Request.
Without altering anything, output the material below.

## begin

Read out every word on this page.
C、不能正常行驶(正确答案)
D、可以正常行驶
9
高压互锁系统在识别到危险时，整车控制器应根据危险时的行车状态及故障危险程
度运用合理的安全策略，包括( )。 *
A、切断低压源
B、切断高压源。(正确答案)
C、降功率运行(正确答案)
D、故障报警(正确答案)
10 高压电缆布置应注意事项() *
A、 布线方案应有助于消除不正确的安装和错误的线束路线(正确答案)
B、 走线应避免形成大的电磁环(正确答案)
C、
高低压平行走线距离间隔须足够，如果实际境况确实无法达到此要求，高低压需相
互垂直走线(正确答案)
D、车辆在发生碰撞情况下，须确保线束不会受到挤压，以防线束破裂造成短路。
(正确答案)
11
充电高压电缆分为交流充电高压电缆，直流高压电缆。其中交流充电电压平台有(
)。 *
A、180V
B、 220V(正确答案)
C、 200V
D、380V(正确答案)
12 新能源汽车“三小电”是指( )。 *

## end

Worked solution.
Read out every word on this page.
C、不能正常行驶(正确答案)
D、可以正常行驶
9
高压互锁系统在识别到危险时，整车控制器应根据危险时的行车状态及故障危险程
度运用合理的安全策略，包括( )。 *
A、切断低压源
B、切断高压源。(正确答案)
C、降功率运行(正确答案)
D、故障报警(正确答案)
10 高压电缆布置应注意事项() *
A、 布线方案应有助于消除不正确的安装和错误的线束路线(正确答案)
B、 走线应避免形成大的电磁环(正确答案)
C、
高低压平行走线距离间隔须足够，如果实际境况确实无法达到此要求，高低压需相
互垂直走线(正确答案)
D、车辆在发生碰撞情况下，须确保线束不会受到挤压，以防线束破裂造成短路。
(正确答案)
11
充电高压电缆分为交流充电高压电缆，直流高压电缆。其中交流充电电压平台有(
)。 *
A、180V
B、 220V(正确答案)
C、 200V
D、380V(正确答案)
12 新能源汽车“三小电”是指( )。 *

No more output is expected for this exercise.